» **TASK GOAL**
In the material below, find how many lines contain the string "gmail". Write only that number.

==================================================

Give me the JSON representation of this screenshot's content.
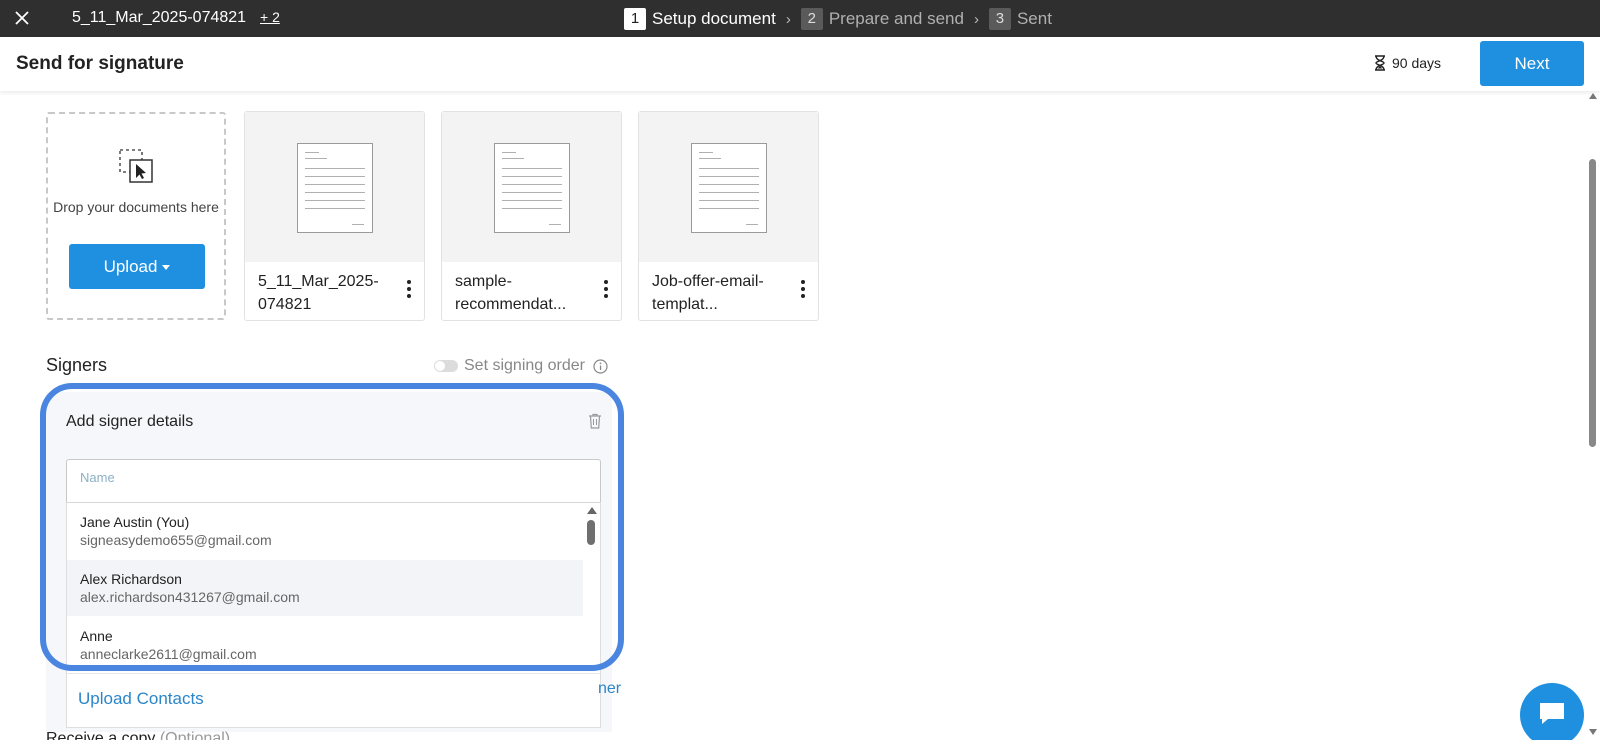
{
  "topbar": {
    "document_name": "5_11_Mar_2025-074821",
    "more_docs": "+ 2",
    "steps": [
      {
        "number": "1",
        "label": "Setup document",
        "state": "active"
      },
      {
        "number": "2",
        "label": "Prepare and send",
        "state": "inactive"
      },
      {
        "number": "3",
        "label": "Sent",
        "state": "inactive"
      }
    ],
    "separator": "›"
  },
  "header": {
    "title": "Send for signature",
    "expiry": "90 days",
    "next_label": "Next"
  },
  "dropzone": {
    "text": "Drop your documents here",
    "upload_label": "Upload"
  },
  "documents": [
    {
      "caption": "5_11_Mar_2025-074821"
    },
    {
      "caption": "sample-recommendat..."
    },
    {
      "caption": "Job-offer-email-templat..."
    }
  ],
  "signers": {
    "title": "Signers",
    "signing_order_label": "Set signing order",
    "panel_title": "Add signer details",
    "name_placeholder": "Name",
    "contacts": [
      {
        "name": "Jane Austin (You)",
        "email": "signeasydemo655@gmail.com"
      },
      {
        "name": "Alex Richardson",
        "email": "alex.richardson431267@gmail.com"
      },
      {
        "name": "Anne",
        "email": "anneclarke2611@gmail.com"
      }
    ],
    "upload_contacts": "Upload Contacts",
    "add_signer_partial": "ner"
  },
  "receive_copy": {
    "label": "Receive a copy",
    "optional": "(Optional)"
  },
  "colors": {
    "accent": "#1f8fe0",
    "highlight": "#4a86e0",
    "topbar": "#2f2f2f",
    "link": "#2b86c9"
  }
}
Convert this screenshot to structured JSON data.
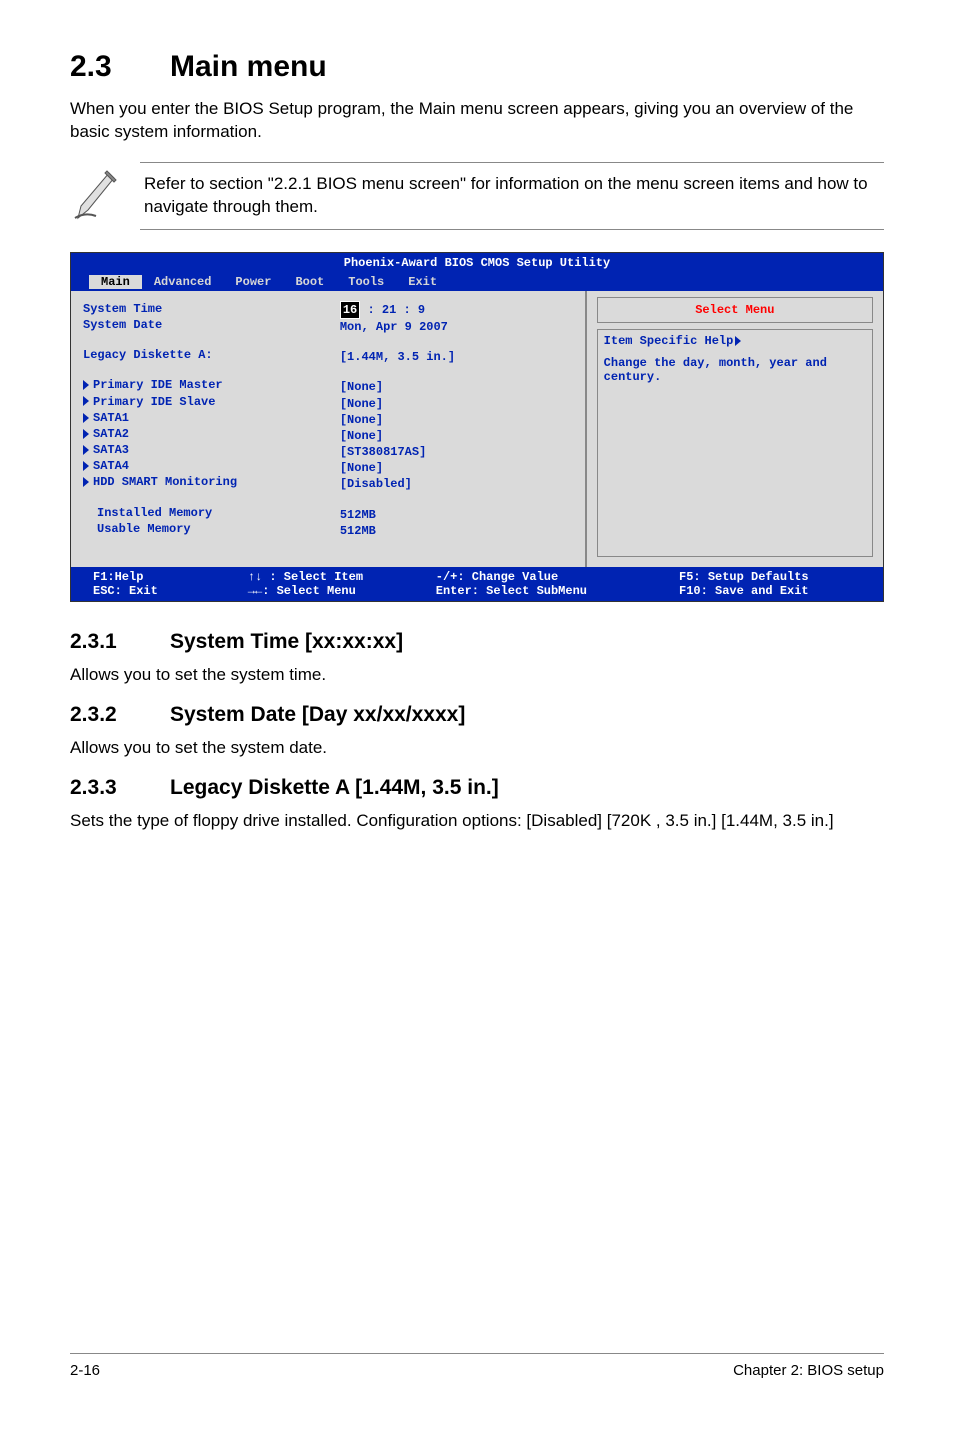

==================================================

» **ANSWER FOR THIS EXERCISE**
3